* Exercise materials:
====
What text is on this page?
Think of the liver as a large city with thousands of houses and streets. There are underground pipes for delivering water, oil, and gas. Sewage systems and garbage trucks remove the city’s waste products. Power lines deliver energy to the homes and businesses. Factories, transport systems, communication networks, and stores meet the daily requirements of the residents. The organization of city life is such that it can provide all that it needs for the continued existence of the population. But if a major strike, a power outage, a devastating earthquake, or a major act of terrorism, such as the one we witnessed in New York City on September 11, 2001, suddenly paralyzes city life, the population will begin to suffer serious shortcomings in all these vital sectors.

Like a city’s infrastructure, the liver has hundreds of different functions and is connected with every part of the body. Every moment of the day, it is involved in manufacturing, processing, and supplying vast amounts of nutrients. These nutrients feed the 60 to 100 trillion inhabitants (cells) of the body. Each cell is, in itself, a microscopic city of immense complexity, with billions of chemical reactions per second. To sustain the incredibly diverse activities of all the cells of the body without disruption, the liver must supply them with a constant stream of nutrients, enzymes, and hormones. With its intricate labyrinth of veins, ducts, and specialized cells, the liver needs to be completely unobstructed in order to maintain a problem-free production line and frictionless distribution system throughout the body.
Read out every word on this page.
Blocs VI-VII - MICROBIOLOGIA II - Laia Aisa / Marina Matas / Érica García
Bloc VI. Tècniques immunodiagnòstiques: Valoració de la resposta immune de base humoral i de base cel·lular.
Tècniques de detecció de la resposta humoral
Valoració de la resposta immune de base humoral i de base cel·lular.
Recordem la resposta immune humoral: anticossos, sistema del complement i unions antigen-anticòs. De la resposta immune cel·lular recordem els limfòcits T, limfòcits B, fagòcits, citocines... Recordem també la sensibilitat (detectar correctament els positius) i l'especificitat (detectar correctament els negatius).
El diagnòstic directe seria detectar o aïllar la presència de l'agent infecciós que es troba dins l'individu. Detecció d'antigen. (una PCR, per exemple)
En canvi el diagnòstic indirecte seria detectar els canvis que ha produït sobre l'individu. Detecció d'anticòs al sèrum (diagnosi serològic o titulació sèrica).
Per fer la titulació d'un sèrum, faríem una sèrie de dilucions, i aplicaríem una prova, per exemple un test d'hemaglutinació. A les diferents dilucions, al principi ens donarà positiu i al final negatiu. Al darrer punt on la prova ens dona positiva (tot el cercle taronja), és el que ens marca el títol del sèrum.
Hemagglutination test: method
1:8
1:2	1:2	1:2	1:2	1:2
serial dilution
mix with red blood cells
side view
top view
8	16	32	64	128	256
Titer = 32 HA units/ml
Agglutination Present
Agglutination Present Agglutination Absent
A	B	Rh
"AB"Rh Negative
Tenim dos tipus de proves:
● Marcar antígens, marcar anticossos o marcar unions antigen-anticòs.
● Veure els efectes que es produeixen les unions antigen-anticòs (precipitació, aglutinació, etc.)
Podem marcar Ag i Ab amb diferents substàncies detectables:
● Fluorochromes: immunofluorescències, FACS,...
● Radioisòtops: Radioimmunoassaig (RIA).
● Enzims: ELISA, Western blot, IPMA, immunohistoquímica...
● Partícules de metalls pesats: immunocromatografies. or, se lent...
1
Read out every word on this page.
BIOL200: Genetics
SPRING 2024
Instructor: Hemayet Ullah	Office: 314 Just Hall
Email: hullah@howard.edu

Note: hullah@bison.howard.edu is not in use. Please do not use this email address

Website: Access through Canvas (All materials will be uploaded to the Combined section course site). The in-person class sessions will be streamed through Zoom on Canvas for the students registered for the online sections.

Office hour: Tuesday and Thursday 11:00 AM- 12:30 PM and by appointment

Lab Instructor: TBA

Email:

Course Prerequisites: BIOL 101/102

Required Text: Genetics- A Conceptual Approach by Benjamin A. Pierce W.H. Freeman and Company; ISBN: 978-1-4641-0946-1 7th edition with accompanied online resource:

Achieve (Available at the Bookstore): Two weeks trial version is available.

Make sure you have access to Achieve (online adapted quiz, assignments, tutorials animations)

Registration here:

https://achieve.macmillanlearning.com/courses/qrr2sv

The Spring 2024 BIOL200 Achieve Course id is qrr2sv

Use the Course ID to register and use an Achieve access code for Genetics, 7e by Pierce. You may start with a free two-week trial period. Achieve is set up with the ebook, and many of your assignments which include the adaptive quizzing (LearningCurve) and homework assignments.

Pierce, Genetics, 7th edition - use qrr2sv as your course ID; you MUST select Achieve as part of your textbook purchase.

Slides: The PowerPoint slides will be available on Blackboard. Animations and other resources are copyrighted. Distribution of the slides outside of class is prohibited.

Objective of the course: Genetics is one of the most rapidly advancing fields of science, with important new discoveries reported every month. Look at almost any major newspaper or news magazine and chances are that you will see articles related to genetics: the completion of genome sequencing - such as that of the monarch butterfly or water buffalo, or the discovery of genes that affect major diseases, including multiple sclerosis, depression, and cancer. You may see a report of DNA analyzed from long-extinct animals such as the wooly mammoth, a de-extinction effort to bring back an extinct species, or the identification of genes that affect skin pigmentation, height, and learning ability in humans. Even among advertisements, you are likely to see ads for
====
* Requirement: Where the word "water" shows up in a line of the entries above, copy that line.

* Finished task:
Think of the liver as a large city with thousands of houses and streets. There are underground pipes for delivering water, oil, and gas. Sewage systems and garbage trucks remove the city’s waste products. Power lines deliver energy to the homes and businesses. Factories, transport systems, communication networks, and stores meet the daily requirements of the residents. The organization of city life is such that it can provide all that it needs for the continued existence of the population. But if a major strike, a power outage, a devastating earthquake, or a major act of terrorism, such as the one we witnessed in New York City on September 11, 2001, suddenly paralyzes city life, the population will begin to suffer serious shortcomings in all these vital sectors.
Objective of the course: Genetics is one of the most rapidly advancing fields of science, with important new discoveries reported every month. Look at almost any major newspaper or news magazine and chances are that you will see articles related to genetics: the completion of genome sequencing - such as that of the monarch butterfly or water buffalo, or the discovery of genes that affect major diseases, including multiple sclerosis, depression, and cancer. You may see a report of DNA analyzed from long-extinct animals such as the wooly mammoth, a de-extinction effort to bring back an extinct species, or the identification of genes that affect skin pigmentation, height, and learning ability in humans. Even among advertisements, you are likely to see ads for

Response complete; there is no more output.